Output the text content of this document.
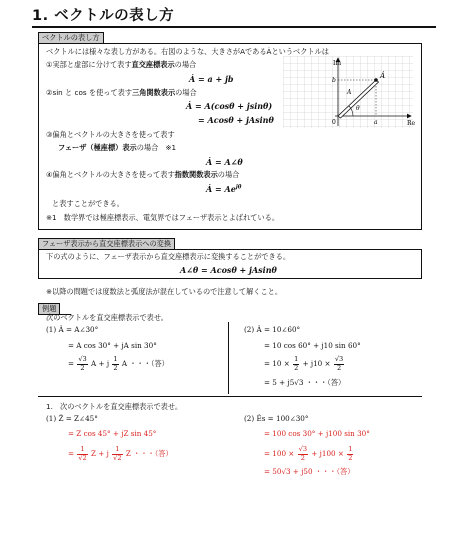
1. ベクトルの表し方
ベクトルの表し方
ベクトルには様々な表し方がある。右図のような、大きさがAであるȦというベクトルは
①実部と虚部に分けて表す直交座標表示の場合
Ȧ = a + jb
②sin と cos を使って表す三角関数表示の場合
Ȧ = A(cosθ + jsinθ)
= Acosθ + jAsinθ
③偏角とベクトルの大きさを使って表す
フェーザ（極座標）表示の場合　※1
Ȧ = A∠θ
④偏角とベクトルの大きさを使って表す指数関数表示の場合
Ȧ = $Ae^{j\theta}$
と表すことができる。
※1　数学界では極座標表示、電気界ではフェーザ表示とよばれている。
Im
Re
0	a
b
A
θ
Ȧ
フェーザ表示から直交座標表示への変換
下の式のように、フェーザ表示から直交座標表示に変換することができる。
A∠θ = Acosθ + jAsinθ
※以降の問題では度数法と弧度法が混在しているので注意して解くこと。
例題
次のベクトルを直交座標表示で表せ。
(1) Ȧ = A∠30°
= A cos 30° + jA sin 30°
= $\frac{√3}{2}$ A + j $\frac{1}{2}$ A ・・・（答）
(2) Ȧ = 10∠60°
= 10 cos 60° + j10 sin 60°
= $10 \times \frac{1}{2} + j10 \times \frac{√3}{2}$
= 5 + j5√3 ・・・（答）
1.　次のベクトルを直交座標表示で表せ。
(1) Ż = Z∠45°
= Z cos 45° + jZ sin 45°
= $\frac{1}{√2}$ Z + j $\frac{1}{√2}$ Z ・・・（答）
(2) Ės = 100∠30°
= 100 cos 30° + j100 sin 30°
= $100 \times \frac{√3}{2} + j100 \times \frac{1}{2}$
= 50√3 + j50 ・・・（答）
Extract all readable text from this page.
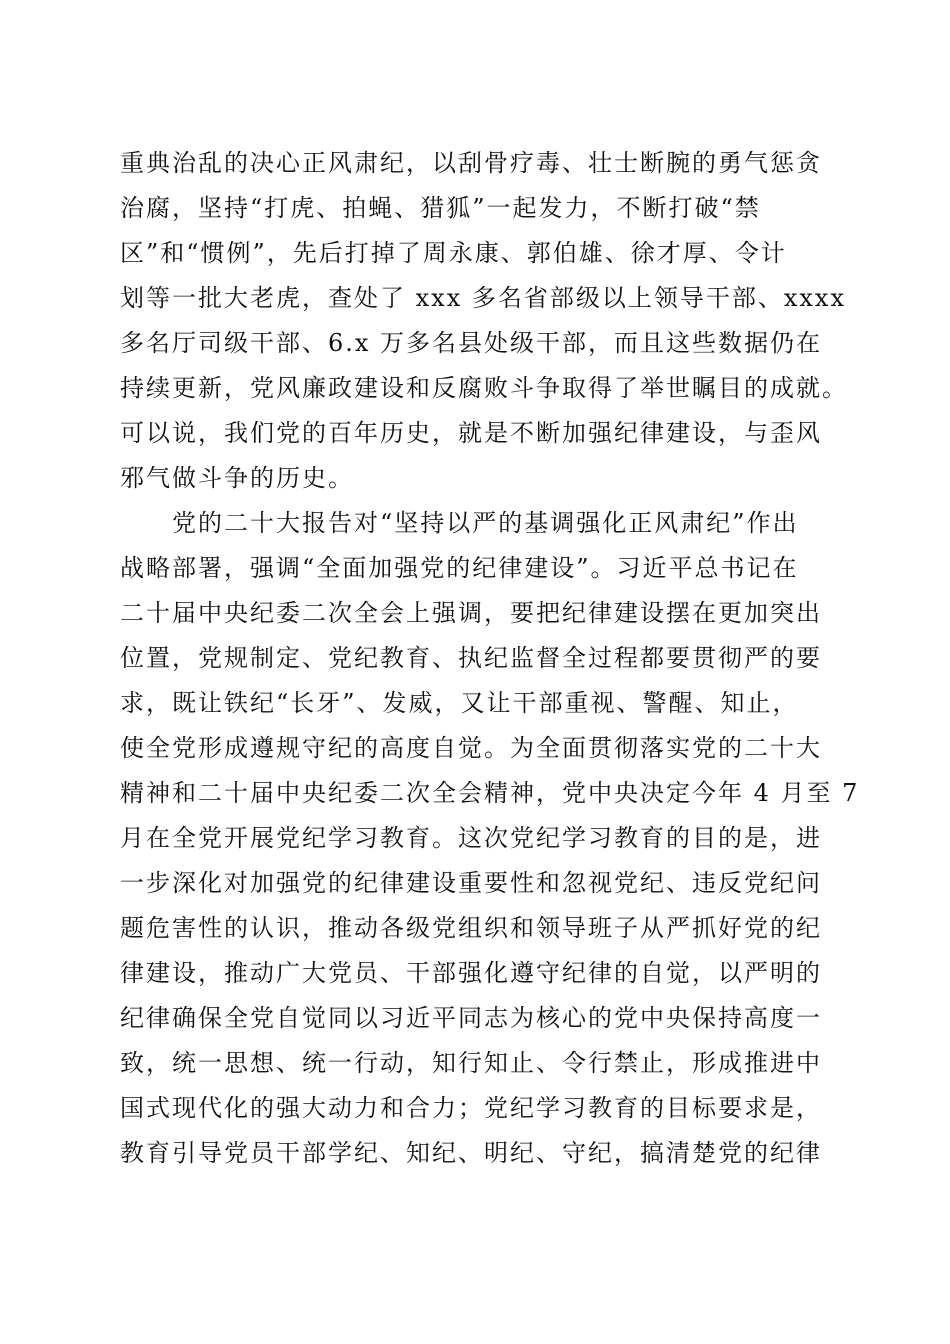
重典治乱的决心正风肃纪，以刮骨疗毒、壮士断腕的勇气惩贪
治腐，坚持“打虎、拍蝇、猎狐”一起发力，不断打破“禁
区”和“惯例”，先后打掉了周永康、郭伯雄、徐才厚、令计
划等一批大老虎，查处了 xxx 多名省部级以上领导干部、xxxx
多名厅司级干部、6.x 万多名县处级干部，而且这些数据仍在
持续更新，党风廉政建设和反腐败斗争取得了举世瞩目的成就。
可以说，我们党的百年历史，就是不断加强纪律建设，与歪风
邪气做斗争的历史。
党的二十大报告对“坚持以严的基调强化正风肃纪”作出
战略部署，强调“全面加强党的纪律建设”。习近平总书记在
二十届中央纪委二次全会上强调，要把纪律建设摆在更加突出
位置，党规制定、党纪教育、执纪监督全过程都要贯彻严的要
求，既让铁纪“长牙”、发威，又让干部重视、警醒、知止，
使全党形成遵规守纪的高度自觉。为全面贯彻落实党的二十大
精神和二十届中央纪委二次全会精神，党中央决定今年 4 月至 7
月在全党开展党纪学习教育。这次党纪学习教育的目的是，进
一步深化对加强党的纪律建设重要性和忽视党纪、违反党纪问
题危害性的认识，推动各级党组织和领导班子从严抓好党的纪
律建设，推动广大党员、干部强化遵守纪律的自觉，以严明的
纪律确保全党自觉同以习近平同志为核心的党中央保持高度一
致，统一思想、统一行动，知行知止、令行禁止，形成推进中
国式现代化的强大动力和合力；党纪学习教育的目标要求是，
教育引导党员干部学纪、知纪、明纪、守纪，搞清楚党的纪律
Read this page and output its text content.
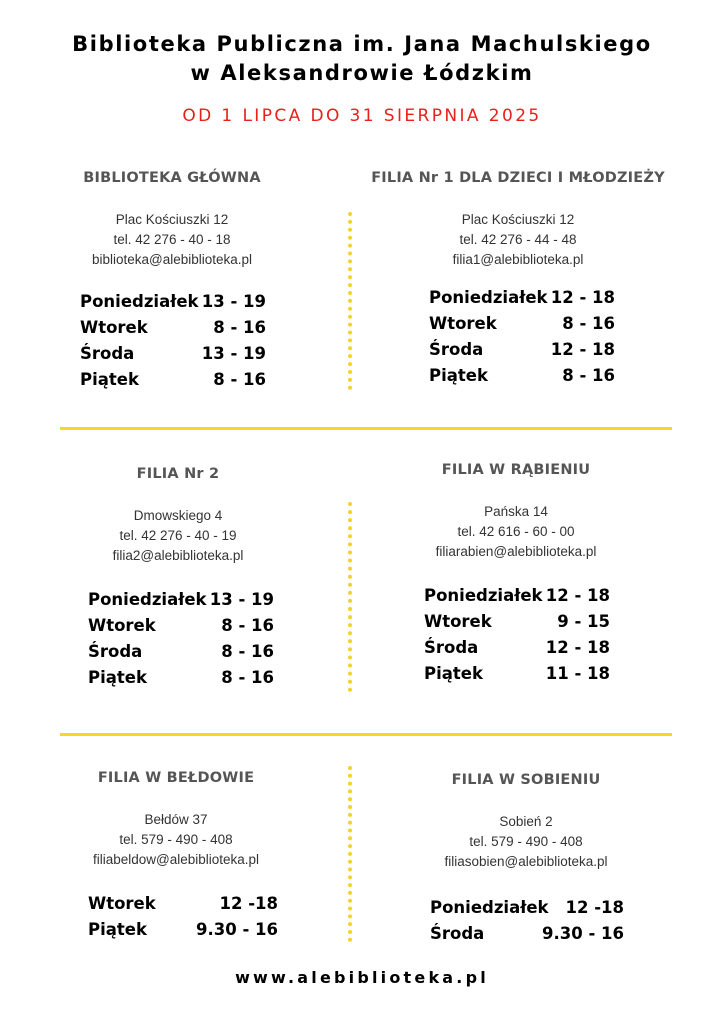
Biblioteka Publiczna im. Jana Machulskiego
w Aleksandrowie Łódzkim
OD 1 LIPCA DO 31 SIERPNIA 2025
BIBLIOTEKA GŁÓWNA
Plac Kościuszki 12
tel. 42 276 - 40 - 18
biblioteka@alebiblioteka.pl
Poniedziałek 13 - 19
Wtorek	8 - 16
Środa	13 - 19
Piątek	8 - 16
FILIA Nr 1 DLA DZIECI I MŁODZIEŻY
Plac Kościuszki 12
tel. 42 276 - 44 - 48
filia1@alebiblioteka.pl
Poniedziałek 12 - 18
Wtorek	8 - 16
Środa	12 - 18
Piątek	8 - 16
FILIA Nr 2
Dmowskiego 4
tel. 42 276 - 40 - 19
filia2@alebiblioteka.pl
Poniedziałek 13 - 19
Wtorek	8 - 16
Środa	8 - 16
Piątek	8 - 16
FILIA W RĄBIENIU
Pańska 14
tel. 42 616 - 60 - 00
filiarabien@alebiblioteka.pl
Poniedziałek 12 - 18
Wtorek	9 - 15
Środa	12 - 18
Piątek	11 - 18
FILIA W BEŁDOWIE
Bełdów 37
tel. 579 - 490 - 408
filiabeldow@alebiblioteka.pl
Wtorek	12 -18
Piątek	9.30 - 16
FILIA W SOBIENIU
Sobień 2
tel. 579 - 490 - 408
filiasobien@alebiblioteka.pl
Poniedziałek 12 -18
Środa	9.30 - 16
www.alebiblioteka.pl
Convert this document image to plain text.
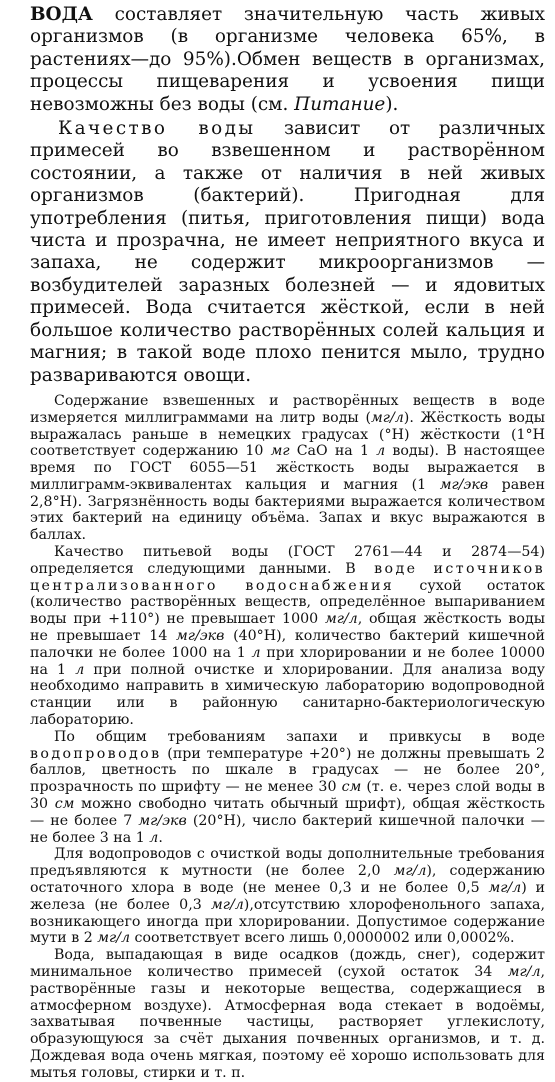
ВОДА составляет значительную часть живых организмов (в организме человека 65%, в растениях—до 95%).Обмен веществ в организмах, процессы пищеварения и усвоения пищи невозможны без воды (см. Питание).

Качество воды зависит от различных примесей во взвешенном и растворённом состоянии, а также от наличия в ней живых организмов (бактерий). Пригодная для употребления (питья, приготовления пищи) вода чиста и прозрачна, не имеет неприятного вкуса и запаха, не содержит микроорганизмов — возбудителей заразных болезней — и ядовитых примесей. Вода считается жёсткой, если в ней большое количество растворённых солей кальция и магния; в такой воде плохо пенится мыло, трудно развариваются овощи.

Содержание взвешенных и растворённых веществ в воде измеряется миллиграммами на литр воды (мг/л). Жёсткость воды выражалась раньше в немецких градусах (°Н) жёсткости (1°Н соответствует содержанию 10 мг СаО на 1 л воды). В настоящее время по ГОСТ 6055—51 жёсткость воды выражается в миллиграмм-эквивалентах кальция и магния (1 мг/экв равен 2,8°Н). Загрязнённость воды бактериями выражается количеством этих бактерий на единицу объёма. Запах и вкус выражаются в баллах.

Качество питьевой воды (ГОСТ 2761—44 и 2874—54) определяется следующими данными. В воде источников централизованного водоснабжения сухой остаток (количество растворённых веществ, определённое выпариванием воды при +110°) не превышает 1000 мг/л, общая жёсткость воды не превышает 14 мг/экв (40°Н), количество бактерий кишечной палочки не более 1000 на 1 л при хлорировании и не более 10000 на 1 л при полной очистке и хлорировании. Для анализа воду необходимо направить в химическую лабораторию водопроводной станции или в районную санитарно-бактериологическую лабораторию.

По общим требованиям запахи и привкусы в воде водопроводов (при температуре +20°) не должны превышать 2 баллов, цветность по шкале в градусах — не более 20°, прозрачность по шрифту — не менее 30 см (т. е. через слой воды в 30 см можно свободно читать обычный шрифт), общая жёсткость — не более 7 мг/экв (20°Н), число бактерий кишечной палочки — не более 3 на 1 л.

Для водопроводов с очисткой воды дополнительные требования предъявляются к мутности (не более 2,0 мг/л), содержанию остаточного хлора в воде (не менее 0,3 и не более 0,5 мг/л) и железа (не более 0,3 мг/л),отсутствию хлорофенольного запаха, возникающего иногда при хлорировании. Допустимое содержание мути в 2 мг/л соответствует всего лишь 0,0000002 или 0,0002%.

Вода, выпадающая в виде осадков (дождь, снег), содержит минимальное количество примесей (сухой остаток 34 мг/л, растворённые газы и некоторые вещества, содержащиеся в атмосферном воздухе). Атмосферная вода стекает в водоёмы, захватывая почвенные частицы, растворяет углекислоту, образующуюся за счёт дыхания почвенных организмов, и т. д. Дождевая вода очень мягкая, поэтому её хорошо использовать для мытья головы, стирки и т. п.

» What the exercise asks: Reproduce every line from the entries that holds the word "content".

» Written response:
Output the text content of this document.
Read this page and output its text content.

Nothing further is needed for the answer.